-- START OF Data for this task --

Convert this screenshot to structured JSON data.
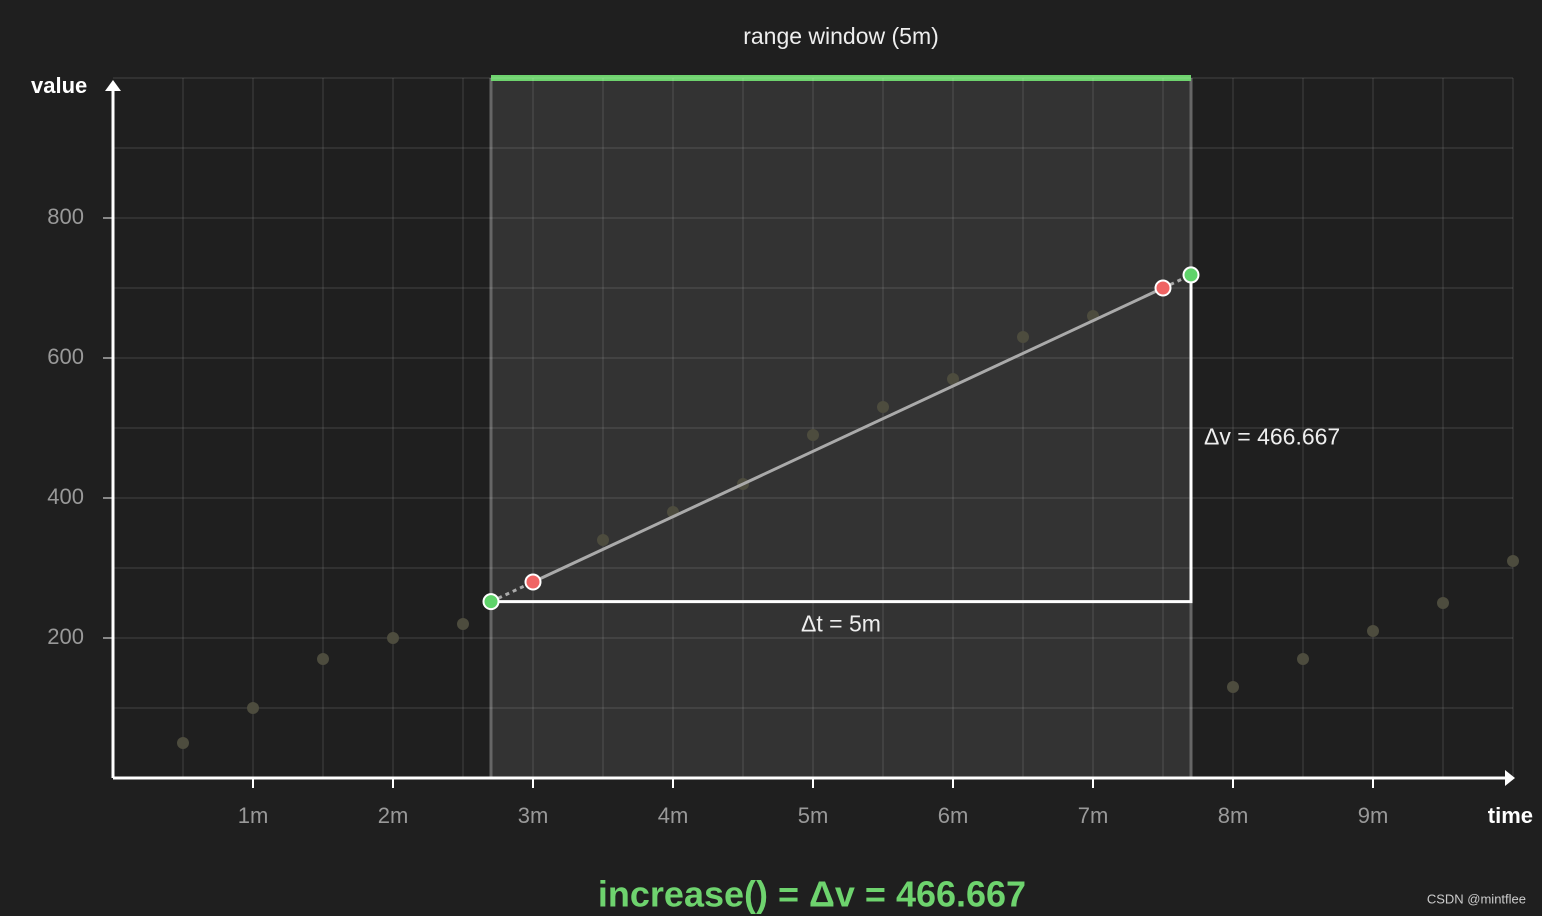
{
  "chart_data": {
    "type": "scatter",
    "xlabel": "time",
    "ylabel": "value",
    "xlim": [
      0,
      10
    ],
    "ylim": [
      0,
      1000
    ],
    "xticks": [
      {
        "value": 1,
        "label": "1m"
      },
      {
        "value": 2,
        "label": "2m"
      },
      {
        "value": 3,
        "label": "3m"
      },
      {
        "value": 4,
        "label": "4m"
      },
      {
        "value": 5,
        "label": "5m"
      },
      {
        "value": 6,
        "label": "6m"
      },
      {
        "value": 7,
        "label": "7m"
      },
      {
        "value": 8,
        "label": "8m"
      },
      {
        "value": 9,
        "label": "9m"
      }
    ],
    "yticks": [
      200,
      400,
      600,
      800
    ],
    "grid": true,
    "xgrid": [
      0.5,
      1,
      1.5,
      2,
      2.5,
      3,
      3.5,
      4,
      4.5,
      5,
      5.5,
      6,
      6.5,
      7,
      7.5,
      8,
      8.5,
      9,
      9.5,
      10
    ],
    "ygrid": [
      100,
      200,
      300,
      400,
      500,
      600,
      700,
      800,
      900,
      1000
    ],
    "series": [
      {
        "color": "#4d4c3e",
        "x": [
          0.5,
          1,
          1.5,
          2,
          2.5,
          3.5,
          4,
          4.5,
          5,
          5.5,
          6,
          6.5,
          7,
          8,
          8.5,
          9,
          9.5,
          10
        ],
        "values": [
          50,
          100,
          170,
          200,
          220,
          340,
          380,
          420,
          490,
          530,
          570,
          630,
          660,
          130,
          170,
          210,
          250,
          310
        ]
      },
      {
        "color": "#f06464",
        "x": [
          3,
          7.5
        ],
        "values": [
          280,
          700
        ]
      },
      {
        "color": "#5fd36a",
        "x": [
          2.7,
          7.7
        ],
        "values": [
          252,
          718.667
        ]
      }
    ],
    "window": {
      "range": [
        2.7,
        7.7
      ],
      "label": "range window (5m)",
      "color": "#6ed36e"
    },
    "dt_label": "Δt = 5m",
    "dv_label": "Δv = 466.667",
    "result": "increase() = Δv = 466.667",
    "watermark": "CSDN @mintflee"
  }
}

-- END OF Data for this task --

What this task involves
Skip the pictures and print each record exactly as it stands.

The solution
Convert this screenshot to structured JSON data.
{
  "chart_data": {
    "type": "scatter",
    "xlabel": "time",
    "ylabel": "value",
    "xlim": [
      0,
      10
    ],
    "ylim": [
      0,
      1000
    ],
    "xticks": [
      {
        "value": 1,
        "label": "1m"
      },
      {
        "value": 2,
        "label": "2m"
      },
      {
        "value": 3,
        "label": "3m"
      },
      {
        "value": 4,
        "label": "4m"
      },
      {
        "value": 5,
        "label": "5m"
      },
      {
        "value": 6,
        "label": "6m"
      },
      {
        "value": 7,
        "label": "7m"
      },
      {
        "value": 8,
        "label": "8m"
      },
      {
        "value": 9,
        "label": "9m"
      }
    ],
    "yticks": [
      200,
      400,
      600,
      800
    ],
    "grid": true,
    "xgrid": [
      0.5,
      1,
      1.5,
      2,
      2.5,
      3,
      3.5,
      4,
      4.5,
      5,
      5.5,
      6,
      6.5,
      7,
      7.5,
      8,
      8.5,
      9,
      9.5,
      10
    ],
    "ygrid": [
      100,
      200,
      300,
      400,
      500,
      600,
      700,
      800,
      900,
      1000
    ],
    "series": [
      {
        "color": "#4d4c3e",
        "x": [
          0.5,
          1,
          1.5,
          2,
          2.5,
          3.5,
          4,
          4.5,
          5,
          5.5,
          6,
          6.5,
          7,
          8,
          8.5,
          9,
          9.5,
          10
        ],
        "values": [
          50,
          100,
          170,
          200,
          220,
          340,
          380,
          420,
          490,
          530,
          570,
          630,
          660,
          130,
          170,
          210,
          250,
          310
        ]
      },
      {
        "color": "#f06464",
        "x": [
          3,
          7.5
        ],
        "values": [
          280,
          700
        ]
      },
      {
        "color": "#5fd36a",
        "x": [
          2.7,
          7.7
        ],
        "values": [
          252,
          718.667
        ]
      }
    ],
    "window": {
      "range": [
        2.7,
        7.7
      ],
      "label": "range window (5m)",
      "color": "#6ed36e"
    },
    "dt_label": "Δt = 5m",
    "dv_label": "Δv = 466.667",
    "result": "increase() = Δv = 466.667",
    "watermark": "CSDN @mintflee"
  }
}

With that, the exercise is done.